PROBLEM STATEMENT. Go through the data below. List every line that holds the word "globe".

╭─ SUPPLIED RECORDS

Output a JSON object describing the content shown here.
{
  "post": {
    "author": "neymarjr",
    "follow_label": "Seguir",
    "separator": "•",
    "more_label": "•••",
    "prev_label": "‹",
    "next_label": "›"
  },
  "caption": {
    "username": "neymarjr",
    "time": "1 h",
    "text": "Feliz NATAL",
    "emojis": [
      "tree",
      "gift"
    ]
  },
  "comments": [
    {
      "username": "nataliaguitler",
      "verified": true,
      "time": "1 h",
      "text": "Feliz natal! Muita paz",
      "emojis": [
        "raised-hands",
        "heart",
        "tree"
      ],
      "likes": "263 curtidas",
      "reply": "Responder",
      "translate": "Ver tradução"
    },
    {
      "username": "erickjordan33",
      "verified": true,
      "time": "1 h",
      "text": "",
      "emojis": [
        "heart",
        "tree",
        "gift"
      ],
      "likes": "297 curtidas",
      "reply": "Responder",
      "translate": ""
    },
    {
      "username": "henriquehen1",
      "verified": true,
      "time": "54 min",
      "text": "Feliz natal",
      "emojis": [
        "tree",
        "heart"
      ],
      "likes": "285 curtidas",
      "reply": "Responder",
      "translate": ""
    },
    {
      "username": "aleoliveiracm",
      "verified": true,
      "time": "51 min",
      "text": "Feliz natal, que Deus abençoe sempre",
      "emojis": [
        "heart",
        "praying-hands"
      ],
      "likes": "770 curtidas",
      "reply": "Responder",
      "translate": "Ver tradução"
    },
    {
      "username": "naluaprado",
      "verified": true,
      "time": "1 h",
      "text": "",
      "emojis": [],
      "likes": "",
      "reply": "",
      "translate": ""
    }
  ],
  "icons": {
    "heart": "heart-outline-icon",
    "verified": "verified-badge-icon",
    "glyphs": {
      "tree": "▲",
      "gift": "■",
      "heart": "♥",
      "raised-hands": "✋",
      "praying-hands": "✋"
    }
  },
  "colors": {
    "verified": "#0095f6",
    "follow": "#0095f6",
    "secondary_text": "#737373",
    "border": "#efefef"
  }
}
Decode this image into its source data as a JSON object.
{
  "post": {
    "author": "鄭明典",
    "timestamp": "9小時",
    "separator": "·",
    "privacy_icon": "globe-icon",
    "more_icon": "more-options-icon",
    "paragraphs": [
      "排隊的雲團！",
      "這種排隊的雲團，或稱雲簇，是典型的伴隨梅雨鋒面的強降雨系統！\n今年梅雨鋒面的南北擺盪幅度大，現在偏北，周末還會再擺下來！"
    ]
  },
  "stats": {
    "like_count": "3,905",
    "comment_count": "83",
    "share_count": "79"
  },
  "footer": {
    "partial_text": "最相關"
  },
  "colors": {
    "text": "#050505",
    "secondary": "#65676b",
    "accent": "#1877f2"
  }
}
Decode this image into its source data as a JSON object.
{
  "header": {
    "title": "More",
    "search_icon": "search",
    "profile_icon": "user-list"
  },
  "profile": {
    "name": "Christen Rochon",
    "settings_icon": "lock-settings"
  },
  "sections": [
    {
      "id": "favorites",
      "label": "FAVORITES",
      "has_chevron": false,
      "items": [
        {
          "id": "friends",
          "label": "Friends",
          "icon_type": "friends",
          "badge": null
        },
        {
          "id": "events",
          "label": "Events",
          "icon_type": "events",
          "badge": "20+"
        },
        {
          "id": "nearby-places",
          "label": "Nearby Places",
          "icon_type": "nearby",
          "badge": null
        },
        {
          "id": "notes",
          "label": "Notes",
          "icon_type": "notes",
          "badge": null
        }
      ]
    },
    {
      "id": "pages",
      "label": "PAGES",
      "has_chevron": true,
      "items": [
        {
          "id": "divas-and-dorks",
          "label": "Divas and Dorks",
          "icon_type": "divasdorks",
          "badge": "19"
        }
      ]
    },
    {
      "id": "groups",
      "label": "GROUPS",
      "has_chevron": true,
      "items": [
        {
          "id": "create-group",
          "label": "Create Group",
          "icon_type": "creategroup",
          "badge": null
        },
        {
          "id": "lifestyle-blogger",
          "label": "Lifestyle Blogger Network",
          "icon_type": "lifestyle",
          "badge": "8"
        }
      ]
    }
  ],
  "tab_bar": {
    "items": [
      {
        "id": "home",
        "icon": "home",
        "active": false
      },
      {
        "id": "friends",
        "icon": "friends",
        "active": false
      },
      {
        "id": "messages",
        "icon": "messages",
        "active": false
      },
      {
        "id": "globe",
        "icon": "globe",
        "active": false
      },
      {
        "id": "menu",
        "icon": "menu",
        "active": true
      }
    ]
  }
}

╰─

FINISHED TASK.
    "privacy_icon": "globe-icon",
        "id": "globe",
        "icon": "globe",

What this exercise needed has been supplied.